* Start Data supplied *

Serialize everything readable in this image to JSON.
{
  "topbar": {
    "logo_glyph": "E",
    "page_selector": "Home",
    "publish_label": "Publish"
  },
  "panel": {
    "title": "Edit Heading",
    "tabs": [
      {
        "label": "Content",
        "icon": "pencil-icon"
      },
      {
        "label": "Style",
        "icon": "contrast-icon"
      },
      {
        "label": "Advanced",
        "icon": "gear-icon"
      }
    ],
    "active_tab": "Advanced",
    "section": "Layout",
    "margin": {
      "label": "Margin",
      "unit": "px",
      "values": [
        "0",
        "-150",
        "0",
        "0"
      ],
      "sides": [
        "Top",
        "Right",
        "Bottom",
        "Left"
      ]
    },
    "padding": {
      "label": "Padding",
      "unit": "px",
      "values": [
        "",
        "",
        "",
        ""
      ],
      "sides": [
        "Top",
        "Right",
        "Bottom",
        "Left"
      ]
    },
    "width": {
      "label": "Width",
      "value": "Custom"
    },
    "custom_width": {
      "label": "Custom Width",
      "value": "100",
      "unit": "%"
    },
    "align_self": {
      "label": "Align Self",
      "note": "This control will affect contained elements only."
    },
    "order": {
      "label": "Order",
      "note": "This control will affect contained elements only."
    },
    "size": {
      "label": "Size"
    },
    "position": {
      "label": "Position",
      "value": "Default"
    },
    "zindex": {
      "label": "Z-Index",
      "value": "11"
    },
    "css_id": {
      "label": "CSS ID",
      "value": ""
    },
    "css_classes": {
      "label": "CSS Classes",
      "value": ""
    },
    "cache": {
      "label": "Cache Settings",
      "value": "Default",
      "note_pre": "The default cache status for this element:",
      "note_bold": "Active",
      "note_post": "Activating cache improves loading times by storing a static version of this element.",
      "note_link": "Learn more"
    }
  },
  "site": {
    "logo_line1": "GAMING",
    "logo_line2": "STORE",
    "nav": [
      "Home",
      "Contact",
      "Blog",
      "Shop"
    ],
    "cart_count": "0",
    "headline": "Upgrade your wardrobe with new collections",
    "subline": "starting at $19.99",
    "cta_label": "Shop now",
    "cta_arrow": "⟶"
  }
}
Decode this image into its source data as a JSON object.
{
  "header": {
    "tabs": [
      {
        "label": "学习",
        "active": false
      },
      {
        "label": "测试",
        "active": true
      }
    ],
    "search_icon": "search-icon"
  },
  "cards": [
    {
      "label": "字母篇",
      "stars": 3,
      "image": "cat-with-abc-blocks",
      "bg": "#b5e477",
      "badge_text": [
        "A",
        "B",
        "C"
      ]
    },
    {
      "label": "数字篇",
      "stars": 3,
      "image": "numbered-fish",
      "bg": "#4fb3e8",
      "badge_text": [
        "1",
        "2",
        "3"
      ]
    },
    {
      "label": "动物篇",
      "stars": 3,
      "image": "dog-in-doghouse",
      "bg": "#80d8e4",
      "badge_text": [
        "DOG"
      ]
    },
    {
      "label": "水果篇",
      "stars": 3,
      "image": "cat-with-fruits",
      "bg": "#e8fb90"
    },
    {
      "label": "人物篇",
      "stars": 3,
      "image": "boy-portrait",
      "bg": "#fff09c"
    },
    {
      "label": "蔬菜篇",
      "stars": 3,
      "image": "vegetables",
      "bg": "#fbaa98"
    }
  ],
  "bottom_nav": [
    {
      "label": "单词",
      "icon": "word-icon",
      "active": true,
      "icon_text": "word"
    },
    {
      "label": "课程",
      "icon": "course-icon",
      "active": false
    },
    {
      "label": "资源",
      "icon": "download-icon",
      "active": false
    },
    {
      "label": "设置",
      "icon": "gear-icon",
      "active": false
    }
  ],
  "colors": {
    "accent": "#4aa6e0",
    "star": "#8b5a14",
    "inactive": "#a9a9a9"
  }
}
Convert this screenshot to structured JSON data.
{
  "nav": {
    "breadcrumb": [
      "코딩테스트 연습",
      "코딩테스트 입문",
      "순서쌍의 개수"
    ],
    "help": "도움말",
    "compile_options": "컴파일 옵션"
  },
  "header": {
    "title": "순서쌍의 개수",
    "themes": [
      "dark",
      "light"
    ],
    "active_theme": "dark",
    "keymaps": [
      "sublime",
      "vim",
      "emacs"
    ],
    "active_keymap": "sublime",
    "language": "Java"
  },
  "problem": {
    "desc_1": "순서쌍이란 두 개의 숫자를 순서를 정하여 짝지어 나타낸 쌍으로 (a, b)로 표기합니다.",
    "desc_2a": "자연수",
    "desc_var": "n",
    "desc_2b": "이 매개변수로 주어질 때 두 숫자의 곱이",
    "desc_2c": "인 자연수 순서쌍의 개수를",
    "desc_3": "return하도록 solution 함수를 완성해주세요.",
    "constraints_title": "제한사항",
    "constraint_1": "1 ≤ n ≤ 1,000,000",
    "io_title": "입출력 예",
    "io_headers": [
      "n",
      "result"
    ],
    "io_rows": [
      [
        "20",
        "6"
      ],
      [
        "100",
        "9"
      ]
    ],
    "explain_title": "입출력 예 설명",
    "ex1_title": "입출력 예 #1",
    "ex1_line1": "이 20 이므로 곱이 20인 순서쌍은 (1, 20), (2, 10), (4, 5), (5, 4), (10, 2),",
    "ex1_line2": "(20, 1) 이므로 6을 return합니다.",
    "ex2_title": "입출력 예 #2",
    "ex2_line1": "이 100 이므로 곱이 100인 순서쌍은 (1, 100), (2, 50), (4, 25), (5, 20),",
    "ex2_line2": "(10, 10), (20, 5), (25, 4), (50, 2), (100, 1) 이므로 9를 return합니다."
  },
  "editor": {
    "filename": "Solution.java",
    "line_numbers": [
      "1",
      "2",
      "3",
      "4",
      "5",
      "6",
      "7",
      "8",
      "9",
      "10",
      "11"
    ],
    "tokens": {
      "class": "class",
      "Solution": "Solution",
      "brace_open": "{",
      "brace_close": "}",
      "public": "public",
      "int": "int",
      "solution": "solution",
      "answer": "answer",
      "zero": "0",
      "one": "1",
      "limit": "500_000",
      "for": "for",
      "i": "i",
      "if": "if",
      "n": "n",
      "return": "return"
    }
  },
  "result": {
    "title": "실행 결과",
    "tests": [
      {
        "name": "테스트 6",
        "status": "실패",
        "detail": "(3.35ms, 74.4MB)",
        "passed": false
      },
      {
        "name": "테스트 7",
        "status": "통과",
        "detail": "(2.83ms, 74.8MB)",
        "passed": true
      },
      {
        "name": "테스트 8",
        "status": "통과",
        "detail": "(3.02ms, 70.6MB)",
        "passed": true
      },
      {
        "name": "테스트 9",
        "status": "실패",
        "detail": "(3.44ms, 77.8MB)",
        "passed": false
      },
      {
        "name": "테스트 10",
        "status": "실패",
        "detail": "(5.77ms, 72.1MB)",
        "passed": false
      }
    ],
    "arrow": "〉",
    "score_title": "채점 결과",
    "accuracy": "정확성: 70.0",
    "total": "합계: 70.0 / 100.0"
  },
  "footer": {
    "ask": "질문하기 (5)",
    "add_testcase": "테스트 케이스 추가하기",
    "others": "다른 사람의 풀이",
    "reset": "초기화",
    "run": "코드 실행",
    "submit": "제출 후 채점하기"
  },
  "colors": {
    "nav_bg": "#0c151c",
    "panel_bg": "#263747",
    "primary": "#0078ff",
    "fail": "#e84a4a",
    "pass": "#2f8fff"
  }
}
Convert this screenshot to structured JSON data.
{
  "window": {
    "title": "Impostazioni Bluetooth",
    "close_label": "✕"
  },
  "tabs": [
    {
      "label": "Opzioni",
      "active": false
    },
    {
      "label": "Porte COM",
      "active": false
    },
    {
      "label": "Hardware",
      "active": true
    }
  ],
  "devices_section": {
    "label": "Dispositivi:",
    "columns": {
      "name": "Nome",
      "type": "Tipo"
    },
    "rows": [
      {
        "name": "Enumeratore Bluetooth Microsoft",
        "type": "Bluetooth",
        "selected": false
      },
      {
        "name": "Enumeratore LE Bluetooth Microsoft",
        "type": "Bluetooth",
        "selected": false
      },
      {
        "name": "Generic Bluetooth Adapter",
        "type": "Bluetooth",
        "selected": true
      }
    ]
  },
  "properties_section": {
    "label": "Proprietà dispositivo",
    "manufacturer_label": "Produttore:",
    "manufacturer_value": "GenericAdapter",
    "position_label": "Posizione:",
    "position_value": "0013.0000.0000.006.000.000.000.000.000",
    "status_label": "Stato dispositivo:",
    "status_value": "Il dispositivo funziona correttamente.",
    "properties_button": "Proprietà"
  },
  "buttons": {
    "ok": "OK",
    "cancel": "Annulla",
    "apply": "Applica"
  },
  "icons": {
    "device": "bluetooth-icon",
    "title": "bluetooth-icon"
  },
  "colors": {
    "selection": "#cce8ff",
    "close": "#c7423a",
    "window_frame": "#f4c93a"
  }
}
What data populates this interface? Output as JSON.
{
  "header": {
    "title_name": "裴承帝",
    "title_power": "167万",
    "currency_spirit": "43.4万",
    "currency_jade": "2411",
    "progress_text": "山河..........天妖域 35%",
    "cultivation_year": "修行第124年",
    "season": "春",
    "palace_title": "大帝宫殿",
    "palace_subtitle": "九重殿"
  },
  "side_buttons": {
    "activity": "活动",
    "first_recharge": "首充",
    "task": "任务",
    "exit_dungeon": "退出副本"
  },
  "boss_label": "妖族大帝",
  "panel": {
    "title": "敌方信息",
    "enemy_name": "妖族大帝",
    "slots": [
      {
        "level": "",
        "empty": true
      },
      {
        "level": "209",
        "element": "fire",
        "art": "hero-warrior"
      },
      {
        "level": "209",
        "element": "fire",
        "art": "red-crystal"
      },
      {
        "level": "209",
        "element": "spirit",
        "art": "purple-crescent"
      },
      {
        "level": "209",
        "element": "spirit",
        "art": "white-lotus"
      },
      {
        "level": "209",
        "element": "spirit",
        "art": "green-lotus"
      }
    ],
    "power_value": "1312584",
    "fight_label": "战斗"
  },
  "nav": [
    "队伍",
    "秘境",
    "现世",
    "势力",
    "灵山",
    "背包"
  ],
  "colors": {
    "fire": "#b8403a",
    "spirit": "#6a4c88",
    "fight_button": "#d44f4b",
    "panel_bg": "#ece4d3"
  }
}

* End Data supplied *

- [Aim]: List every line in the records above that contains the word "with".

- [Finished exercise]:
    "headline": "Upgrade your wardrobe with new collections",
      "image": "cat-with-abc-blocks",
      "image": "cat-with-fruits",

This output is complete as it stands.